───── Tekstfragment ─────

Trainen op hartslag
Er zijn weinig loopgroepen die zo wetenschappelijk trainen als de loopgroepen van Running Movements. We geloven erin dat elke loper, niet alleen professionele atleten, baat heeft bij een ”persoonlijk schema”. Veel, vooral beginnende, hardlopers gaan de mist in door te hard te trainen. Hierdoor lopen ze sneller blessures op en wordt het plezier in het lopen snel vergalt. Trainen op de Running Movements manier zorgt ervoor dat te hard trainen iets van het verleden wordt. Door op hartslag te trainen verminder je blessures en boek je sneller vooruitgang.
Hoe maak je effectief gebruik van hartslagtraining
Tijdens het hardlopen stijgt je hartslag, dat is voor de meeste mensen bekend. Wat minder mensen weten, is dat je een goed hardlooptempo kan bepalen aan de hand van je hartslag. Dit doe je door gebruik te maken van hartslagzones, gebieden van meestal 10 hartslagen waarin de ervaren inspanning ongeveer gelijk blijft. De namen van de vijf hartslagzones zijn makkelijk te onthouden; zone een is de laagste en zone vijf de hoogste.

───── Gegevens ─────

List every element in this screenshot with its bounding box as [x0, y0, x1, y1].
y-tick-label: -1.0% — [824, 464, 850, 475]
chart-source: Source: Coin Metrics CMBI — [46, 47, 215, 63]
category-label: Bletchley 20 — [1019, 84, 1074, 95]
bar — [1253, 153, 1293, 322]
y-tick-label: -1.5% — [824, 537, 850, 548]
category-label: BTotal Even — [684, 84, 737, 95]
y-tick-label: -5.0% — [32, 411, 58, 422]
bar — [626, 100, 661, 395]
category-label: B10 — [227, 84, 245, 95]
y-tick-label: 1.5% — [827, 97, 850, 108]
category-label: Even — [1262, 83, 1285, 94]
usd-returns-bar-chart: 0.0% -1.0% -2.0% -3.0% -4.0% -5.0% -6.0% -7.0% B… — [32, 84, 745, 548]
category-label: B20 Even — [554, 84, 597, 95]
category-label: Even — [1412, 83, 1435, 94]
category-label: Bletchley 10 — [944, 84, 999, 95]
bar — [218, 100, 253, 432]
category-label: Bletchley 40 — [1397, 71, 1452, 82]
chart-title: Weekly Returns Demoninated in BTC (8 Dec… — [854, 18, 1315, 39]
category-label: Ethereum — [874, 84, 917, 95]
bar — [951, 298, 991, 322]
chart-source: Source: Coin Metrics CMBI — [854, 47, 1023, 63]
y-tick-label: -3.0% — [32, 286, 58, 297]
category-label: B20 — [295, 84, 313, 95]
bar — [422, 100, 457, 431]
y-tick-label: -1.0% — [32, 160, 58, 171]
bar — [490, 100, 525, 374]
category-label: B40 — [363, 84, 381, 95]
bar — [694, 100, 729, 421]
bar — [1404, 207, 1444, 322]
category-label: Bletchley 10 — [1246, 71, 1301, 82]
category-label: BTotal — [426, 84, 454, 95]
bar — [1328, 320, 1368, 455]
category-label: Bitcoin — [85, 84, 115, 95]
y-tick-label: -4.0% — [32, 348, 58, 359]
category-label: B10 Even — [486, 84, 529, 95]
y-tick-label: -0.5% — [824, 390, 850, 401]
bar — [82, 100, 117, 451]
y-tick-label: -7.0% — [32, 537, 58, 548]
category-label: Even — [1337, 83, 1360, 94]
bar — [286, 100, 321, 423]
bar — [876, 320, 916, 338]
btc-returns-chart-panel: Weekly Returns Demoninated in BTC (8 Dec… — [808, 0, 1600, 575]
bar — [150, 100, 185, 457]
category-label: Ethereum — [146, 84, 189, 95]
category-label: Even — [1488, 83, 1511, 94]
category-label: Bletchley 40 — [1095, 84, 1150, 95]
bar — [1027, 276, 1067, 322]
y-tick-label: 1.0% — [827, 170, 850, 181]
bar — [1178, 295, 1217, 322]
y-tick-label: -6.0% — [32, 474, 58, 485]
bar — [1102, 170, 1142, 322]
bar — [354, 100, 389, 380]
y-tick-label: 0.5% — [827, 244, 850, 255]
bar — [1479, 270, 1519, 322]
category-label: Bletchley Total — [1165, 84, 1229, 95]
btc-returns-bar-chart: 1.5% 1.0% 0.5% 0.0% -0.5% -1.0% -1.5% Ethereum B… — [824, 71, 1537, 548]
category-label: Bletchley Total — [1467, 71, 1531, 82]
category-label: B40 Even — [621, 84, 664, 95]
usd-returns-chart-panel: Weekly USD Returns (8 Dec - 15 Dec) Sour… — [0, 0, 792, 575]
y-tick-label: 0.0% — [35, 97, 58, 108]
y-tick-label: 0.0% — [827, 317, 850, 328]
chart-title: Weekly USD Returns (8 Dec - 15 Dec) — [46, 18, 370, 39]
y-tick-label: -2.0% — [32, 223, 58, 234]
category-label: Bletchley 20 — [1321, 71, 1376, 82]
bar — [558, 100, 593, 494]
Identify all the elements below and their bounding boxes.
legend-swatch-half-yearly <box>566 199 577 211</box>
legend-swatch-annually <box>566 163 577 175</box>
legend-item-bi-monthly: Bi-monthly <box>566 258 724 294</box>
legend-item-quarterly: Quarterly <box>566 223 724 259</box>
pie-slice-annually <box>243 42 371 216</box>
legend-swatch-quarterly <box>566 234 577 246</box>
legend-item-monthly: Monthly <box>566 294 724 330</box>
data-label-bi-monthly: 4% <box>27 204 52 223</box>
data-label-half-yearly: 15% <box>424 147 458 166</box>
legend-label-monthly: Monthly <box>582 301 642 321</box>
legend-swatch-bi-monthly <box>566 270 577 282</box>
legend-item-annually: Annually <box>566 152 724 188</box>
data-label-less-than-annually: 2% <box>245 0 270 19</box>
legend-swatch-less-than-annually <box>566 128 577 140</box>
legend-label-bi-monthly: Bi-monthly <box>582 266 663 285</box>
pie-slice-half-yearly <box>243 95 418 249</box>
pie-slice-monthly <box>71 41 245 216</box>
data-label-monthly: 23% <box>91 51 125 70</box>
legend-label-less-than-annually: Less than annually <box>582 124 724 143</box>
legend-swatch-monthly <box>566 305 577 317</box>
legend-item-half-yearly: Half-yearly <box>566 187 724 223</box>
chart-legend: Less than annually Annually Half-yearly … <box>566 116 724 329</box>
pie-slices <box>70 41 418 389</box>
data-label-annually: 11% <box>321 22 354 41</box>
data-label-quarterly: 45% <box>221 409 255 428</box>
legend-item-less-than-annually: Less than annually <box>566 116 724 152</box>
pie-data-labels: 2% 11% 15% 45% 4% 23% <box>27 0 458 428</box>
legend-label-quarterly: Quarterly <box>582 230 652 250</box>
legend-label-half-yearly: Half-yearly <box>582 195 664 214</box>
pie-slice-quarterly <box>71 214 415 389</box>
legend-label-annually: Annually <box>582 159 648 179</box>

─────

* **Opgaven**:
a) Beantwoord de volgende vragen over de tekst over trainen op hartslag.
(i) Wat doen veel beginnende hardlopers volgens de tekst verkeerd?
(ii) Hoeveel hartslagen omvat een hartslagzone meestal?
(iii) Welke hartslagzone is de hoogste?
b) Herhaal woord voor woord een deel van de tekst over trainen op hartslag. Begin bij de woorden "Trainen op hartslag" en stop na "je sneller vooruitgang.".
c) Schrijf de tekst over trainen op hartslag verder, te beginnen na de laatste zin.

* **Antwoorden per opgave**:
a)
(i) Ze trainen te hard.
(ii) Meestal 10 hartslagen.
(iii) Zone vijf.

b)
Trainen op hartslag
Er zijn weinig loopgroepen die zo wetenschappelijk trainen als de loopgroepen van Running Movements. We geloven erin dat elke loper, niet alleen professionele atleten, baat heeft bij een ”persoonlijk schema”. Veel, vooral beginnende, hardlopers gaan de mist in door te hard te trainen. Hierdoor lopen ze sneller blessures op en wordt het plezier in het lopen snel vergalt. Trainen op de Running Movements manier zorgt ervoor dat te hard trainen iets van het verleden wordt. Door op hartslag te trainen verminder je blessures en boek je sneller vooruitgang.

c)
In het blog ‘Trainen bij Running Movements’ schreven we al kort over de zoladz-test. Het nut van deze test komt verder naar voren in dit blog. Door onder leiding van een professional een zoladz-test uit te voeren kan deze professional je hartslagzones bepalen. Deze test, ontworpen door de Poolse inspanningsfysioloog Jerzy Żołądź, wordt over het algemeen uitgevoerd in een hardloop lab zoals het RunLab van Running Movements of op de atletiekbaan. De atleet loopt vijf blokken van zes minuten met een oplopende hartslag, te beginnen bij zone een. Tussen elk blok meet de professional het lactaatgehalte in het bloed van de atleet, waarna het volgende blok start. Aan het eind van de test kunnen de hartslagzones worden berekend.
Hartslagzones als een piramide
Zie de vijf hartslagzones als een piramide met vijf blokken. Zone een is het onderste gedeelte van de piramide en zone vijf het bovenste. De grootte van een blok geeft onder andere aan hoe lang je in een hartslagzone kan lopen voordat vermoeidheid optreedt. Om sneller te worden en een betere conditie te kweken is het belangrijk om de piramide zo groot mogelijk te laten groeien. Veel beginnende hardlopers zijn ervan overtuigd dat het nodig is om elke training voluit te gaan om te verbeteren, maar niks is minder waar.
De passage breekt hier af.